**TASK INSTRUCTIONS**: Transcribe the records below exactly, leaving out any pictures.

┄┄┄┄┄┄

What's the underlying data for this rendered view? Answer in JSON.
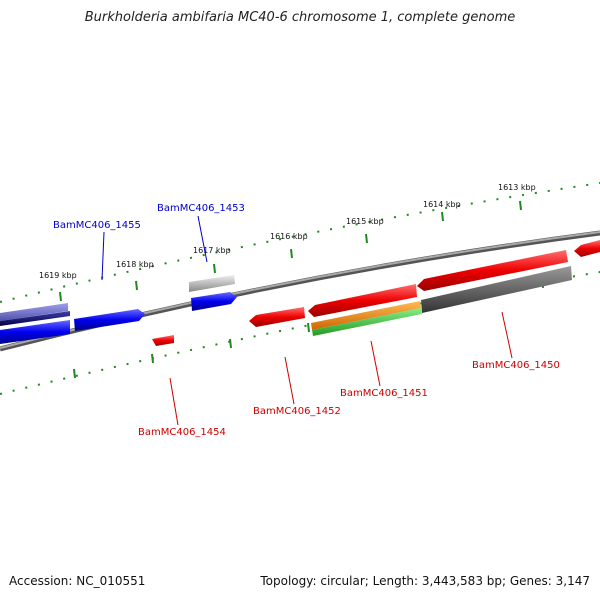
{
  "header": {
    "title": "Burkholderia ambifaria MC40-6 chromosome 1, complete genome"
  },
  "footer": {
    "accession": "Accession: NC_010551",
    "stats": "Topology: circular; Length: 3,443,583 bp; Genes: 3,147"
  },
  "colors": {
    "forward_label": "#0000cc",
    "reverse_label": "#cc0000",
    "backbone": "#888888",
    "tick": "#228822",
    "gene_blue": "#0000ee",
    "gene_red": "#ee0000",
    "gene_gray": "#666666",
    "gene_orange": "#ee8800",
    "gene_green": "#33bb33",
    "gene_purple": "#6666cc"
  },
  "ruler": {
    "tick_labels": [
      "1613 kbp",
      "1614 kbp",
      "1615 kbp",
      "1616 kbp",
      "1617 kbp",
      "1618 kbp",
      "1619 kbp"
    ]
  },
  "genes": {
    "labels": [
      "BamMC406_1455",
      "BamMC406_1453",
      "BamMC406_1454",
      "BamMC406_1452",
      "BamMC406_1451",
      "BamMC406_1450"
    ]
  }
}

┄┄┄┄┄┄

**EXERCISE RESPONSE**:
What's the underlying data for this rendered view? Answer in JSON.
{
  "header": {
    "title": "Burkholderia ambifaria MC40-6 chromosome 1, complete genome"
  },
  "footer": {
    "accession": "Accession: NC_010551",
    "stats": "Topology: circular; Length: 3,443,583 bp; Genes: 3,147"
  },
  "colors": {
    "forward_label": "#0000cc",
    "reverse_label": "#cc0000",
    "backbone": "#888888",
    "tick": "#228822",
    "gene_blue": "#0000ee",
    "gene_red": "#ee0000",
    "gene_gray": "#666666",
    "gene_orange": "#ee8800",
    "gene_green": "#33bb33",
    "gene_purple": "#6666cc"
  },
  "ruler": {
    "tick_labels": [
      "1613 kbp",
      "1614 kbp",
      "1615 kbp",
      "1616 kbp",
      "1617 kbp",
      "1618 kbp",
      "1619 kbp"
    ]
  },
  "genes": {
    "labels": [
      "BamMC406_1455",
      "BamMC406_1453",
      "BamMC406_1454",
      "BamMC406_1452",
      "BamMC406_1451",
      "BamMC406_1450"
    ]
  }
}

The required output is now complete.